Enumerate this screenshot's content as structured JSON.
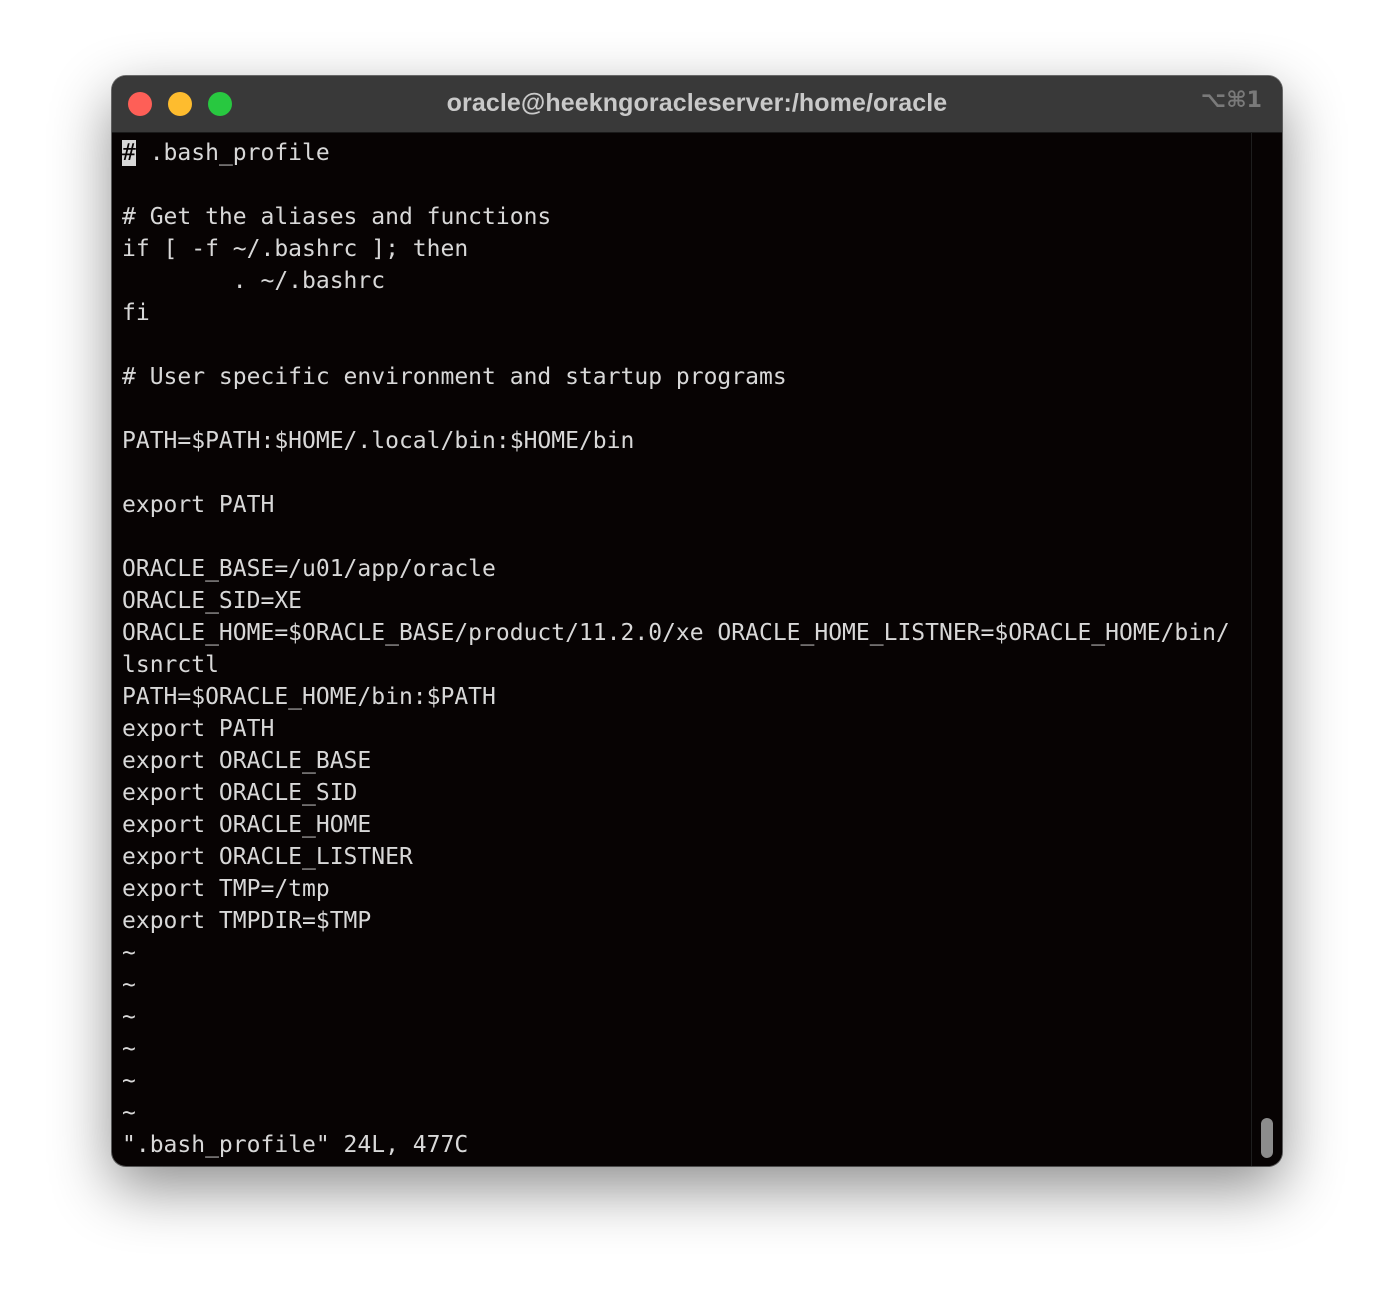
{
  "window": {
    "title": "oracle@heekngoracleserver:/home/oracle",
    "shortcut": "⌥⌘1"
  },
  "editor": {
    "cursor_char": "#",
    "first_line_rest": " .bash_profile",
    "lines": [
      "",
      "# Get the aliases and functions",
      "if [ -f ~/.bashrc ]; then",
      "        . ~/.bashrc",
      "fi",
      "",
      "# User specific environment and startup programs",
      "",
      "PATH=$PATH:$HOME/.local/bin:$HOME/bin",
      "",
      "export PATH",
      "",
      "ORACLE_BASE=/u01/app/oracle",
      "ORACLE_SID=XE",
      "ORACLE_HOME=$ORACLE_BASE/product/11.2.0/xe ORACLE_HOME_LISTNER=$ORACLE_HOME/bin/",
      "lsnrctl",
      "PATH=$ORACLE_HOME/bin:$PATH",
      "export PATH",
      "export ORACLE_BASE",
      "export ORACLE_SID",
      "export ORACLE_HOME",
      "export ORACLE_LISTNER",
      "export TMP=/tmp",
      "export TMPDIR=$TMP",
      "~",
      "~",
      "~",
      "~",
      "~",
      "~"
    ],
    "status_line": "\".bash_profile\" 24L, 477C"
  },
  "colors": {
    "background": "#070303",
    "text": "#d8d8d8",
    "titlebar": "#393939",
    "close": "#fe5f57",
    "minimize": "#febc2e",
    "maximize": "#28c840"
  }
}
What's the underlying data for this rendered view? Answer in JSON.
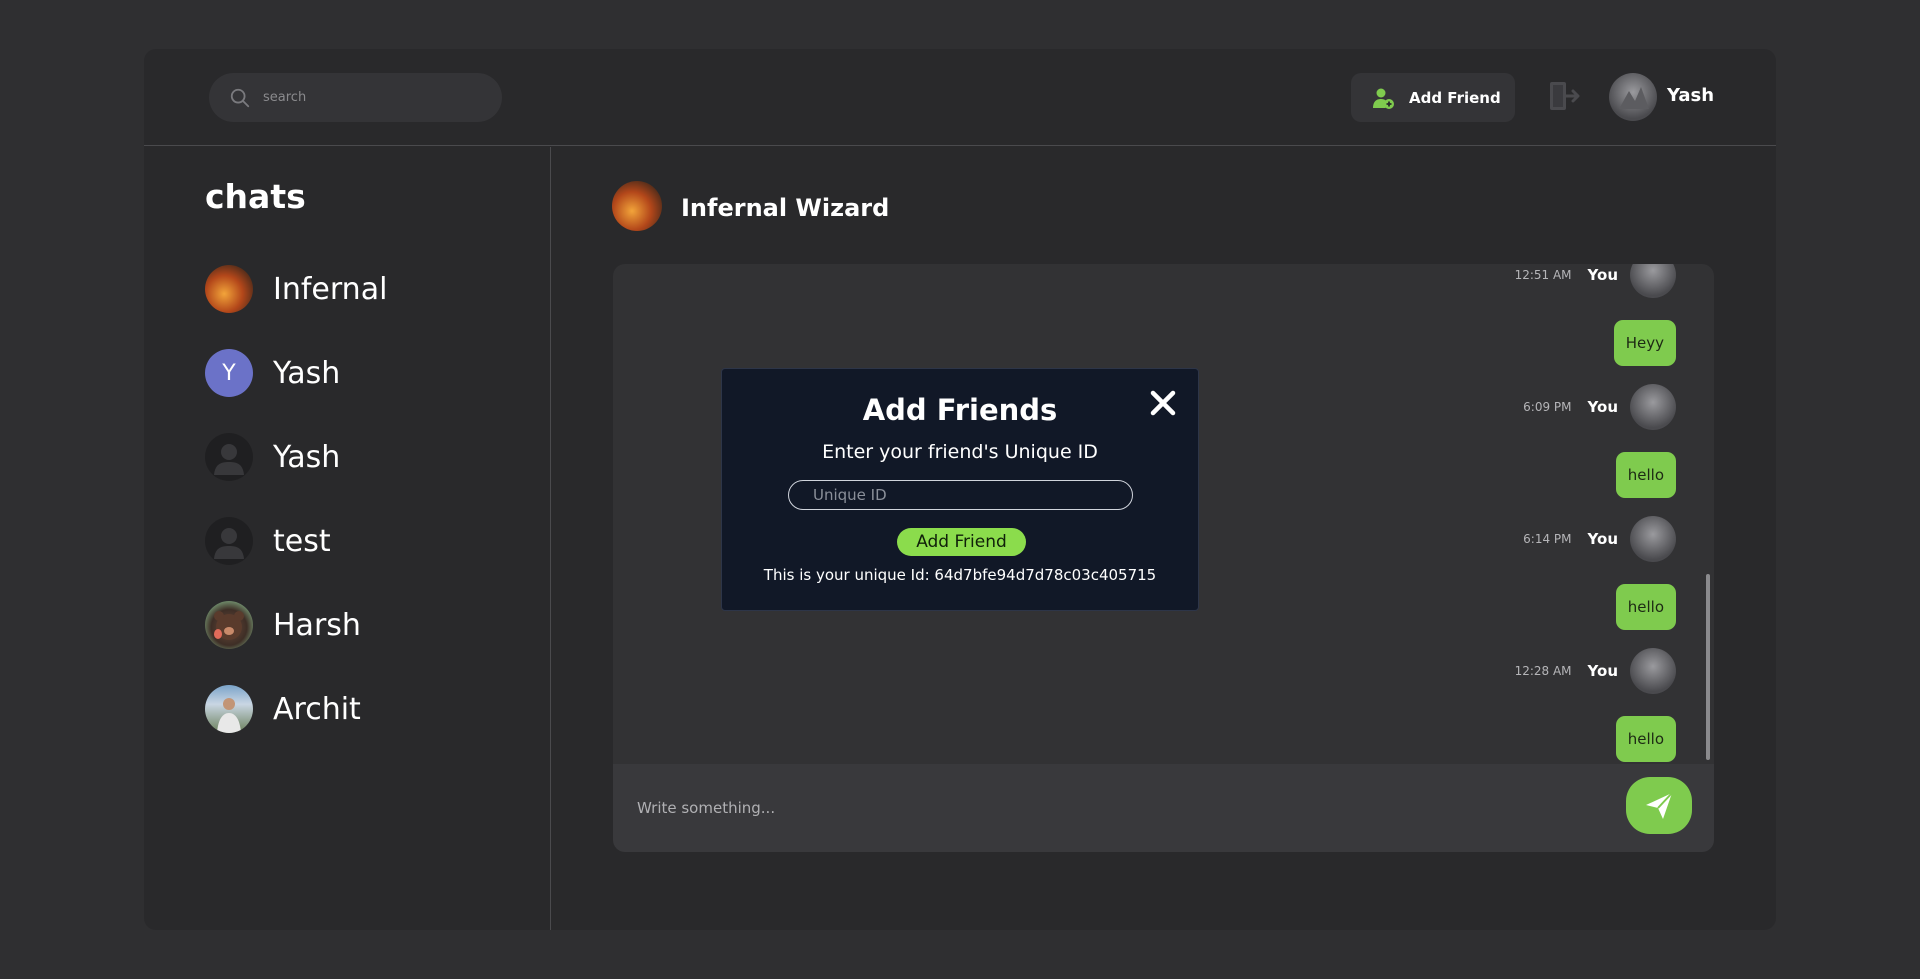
{
  "header": {
    "search_placeholder": "search",
    "add_friend_label": "Add Friend",
    "user_name": "Yash"
  },
  "sidebar": {
    "title": "chats",
    "items": [
      {
        "name": "Infernal",
        "avatar": "infernal-avatar"
      },
      {
        "name": "Yash",
        "avatar": "letter-avatar",
        "initial": "Y"
      },
      {
        "name": "Yash",
        "avatar": "default-user-avatar"
      },
      {
        "name": "test",
        "avatar": "default-user-avatar"
      },
      {
        "name": "Harsh",
        "avatar": "bear-avatar"
      },
      {
        "name": "Archit",
        "avatar": "photo-avatar"
      }
    ]
  },
  "chat": {
    "contact_name": "Infernal Wizard",
    "messages": [
      {
        "time": "12:51 AM",
        "sender": "You",
        "text": "Heyy"
      },
      {
        "time": "6:09 PM",
        "sender": "You",
        "text": "hello"
      },
      {
        "time": "6:14 PM",
        "sender": "You",
        "text": "hello"
      },
      {
        "time": "12:28 AM",
        "sender": "You",
        "text": "hello"
      }
    ],
    "composer_placeholder": "Write something..."
  },
  "modal": {
    "title": "Add Friends",
    "subtitle": "Enter your friend's Unique ID",
    "input_placeholder": "Unique ID",
    "button_label": "Add Friend",
    "unique_id_text": "This is your unique Id: 64d7bfe94d7d78c03c405715"
  },
  "colors": {
    "accent": "#7fcb4e",
    "background": "#2f2f31",
    "panel": "#29292b",
    "modal_bg": "#111827"
  }
}
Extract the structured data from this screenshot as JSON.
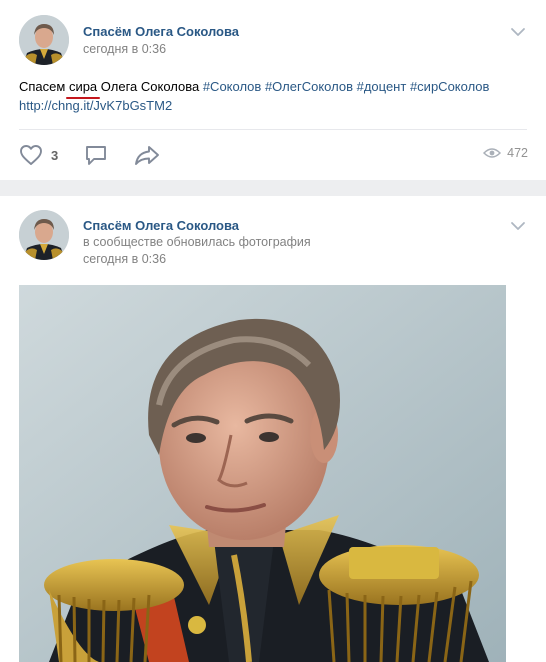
{
  "posts": [
    {
      "author": "Спасём Олега Соколова",
      "time": "сегодня в 0:36",
      "text": {
        "before": "Спасем ",
        "underlined": "сира",
        "after": " Олега Соколова ",
        "hashtags": [
          "#Соколов",
          "#ОлегСоколов",
          "#доцент",
          "#сирСоколов"
        ],
        "link": "http://chng.it/JvK7bGsTM2"
      },
      "actions": {
        "likes": "3",
        "views": "472"
      }
    },
    {
      "author": "Спасём Олега Соколова",
      "subtitle": "в сообществе обновилась фотография",
      "time": "сегодня в 0:36"
    }
  ],
  "icons": [
    "avatar-portrait",
    "chevron-down-icon",
    "heart-icon",
    "comment-icon",
    "share-icon",
    "eye-icon"
  ],
  "colors": {
    "link": "#2a5885",
    "meta": "#828282",
    "underline": "#c4161c",
    "background": "#edeef0"
  }
}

------------------------------------------------------------------------

STATED TASK: Repeat the listing in full and exactly. Do not include any images.

RESULT:
Enumerate this screenshot's content as structured JSON.
{
  "window": {
    "title": "oracle@heekngoracleserver:/home/oracle",
    "shortcut": "⌥⌘1"
  },
  "editor": {
    "cursor_char": "#",
    "first_line_rest": " .bash_profile",
    "lines": [
      "",
      "# Get the aliases and functions",
      "if [ -f ~/.bashrc ]; then",
      "        . ~/.bashrc",
      "fi",
      "",
      "# User specific environment and startup programs",
      "",
      "PATH=$PATH:$HOME/.local/bin:$HOME/bin",
      "",
      "export PATH",
      "",
      "ORACLE_BASE=/u01/app/oracle",
      "ORACLE_SID=XE",
      "ORACLE_HOME=$ORACLE_BASE/product/11.2.0/xe ORACLE_HOME_LISTNER=$ORACLE_HOME/bin/",
      "lsnrctl",
      "PATH=$ORACLE_HOME/bin:$PATH",
      "export PATH",
      "export ORACLE_BASE",
      "export ORACLE_SID",
      "export ORACLE_HOME",
      "export ORACLE_LISTNER",
      "export TMP=/tmp",
      "export TMPDIR=$TMP",
      "~",
      "~",
      "~",
      "~",
      "~",
      "~"
    ],
    "status_line": "\".bash_profile\" 24L, 477C"
  },
  "colors": {
    "background": "#070303",
    "text": "#d8d8d8",
    "titlebar": "#393939",
    "close": "#fe5f57",
    "minimize": "#febc2e",
    "maximize": "#28c840"
  }
}
What's the underlying data for this rendered view? Answer in JSON.
{
  "header": {
    "search_placeholder": "search",
    "add_friend_label": "Add Friend",
    "user_name": "Yash"
  },
  "sidebar": {
    "title": "chats",
    "items": [
      {
        "name": "Infernal",
        "avatar": "infernal-avatar"
      },
      {
        "name": "Yash",
        "avatar": "letter-avatar",
        "initial": "Y"
      },
      {
        "name": "Yash",
        "avatar": "default-user-avatar"
      },
      {
        "name": "test",
        "avatar": "default-user-avatar"
      },
      {
        "name": "Harsh",
        "avatar": "bear-avatar"
      },
      {
        "name": "Archit",
        "avatar": "photo-avatar"
      }
    ]
  },
  "chat": {
    "contact_name": "Infernal Wizard",
    "messages": [
      {
        "time": "12:51 AM",
        "sender": "You",
        "text": "Heyy"
      },
      {
        "time": "6:09 PM",
        "sender": "You",
        "text": "hello"
      },
      {
        "time": "6:14 PM",
        "sender": "You",
        "text": "hello"
      },
      {
        "time": "12:28 AM",
        "sender": "You",
        "text": "hello"
      }
    ],
    "composer_placeholder": "Write something..."
  },
  "modal": {
    "title": "Add Friends",
    "subtitle": "Enter your friend's Unique ID",
    "input_placeholder": "Unique ID",
    "button_label": "Add Friend",
    "unique_id_text": "This is your unique Id: 64d7bfe94d7d78c03c405715"
  },
  "colors": {
    "accent": "#7fcb4e",
    "background": "#2f2f31",
    "panel": "#29292b",
    "modal_bg": "#111827"
  }
}
Extract the structured data from this screenshot as JSON.
{
  "posts": [
    {
      "author": "Спасём Олега Соколова",
      "time": "сегодня в 0:36",
      "text": {
        "before": "Спасем ",
        "underlined": "сира",
        "after": " Олега Соколова ",
        "hashtags": [
          "#Соколов",
          "#ОлегСоколов",
          "#доцент",
          "#сирСоколов"
        ],
        "link": "http://chng.it/JvK7bGsTM2"
      },
      "actions": {
        "likes": "3",
        "views": "472"
      }
    },
    {
      "author": "Спасём Олега Соколова",
      "subtitle": "в сообществе обновилась фотография",
      "time": "сегодня в 0:36"
    }
  ],
  "icons": [
    "avatar-portrait",
    "chevron-down-icon",
    "heart-icon",
    "comment-icon",
    "share-icon",
    "eye-icon"
  ],
  "colors": {
    "link": "#2a5885",
    "meta": "#828282",
    "underline": "#c4161c",
    "background": "#edeef0"
  }
}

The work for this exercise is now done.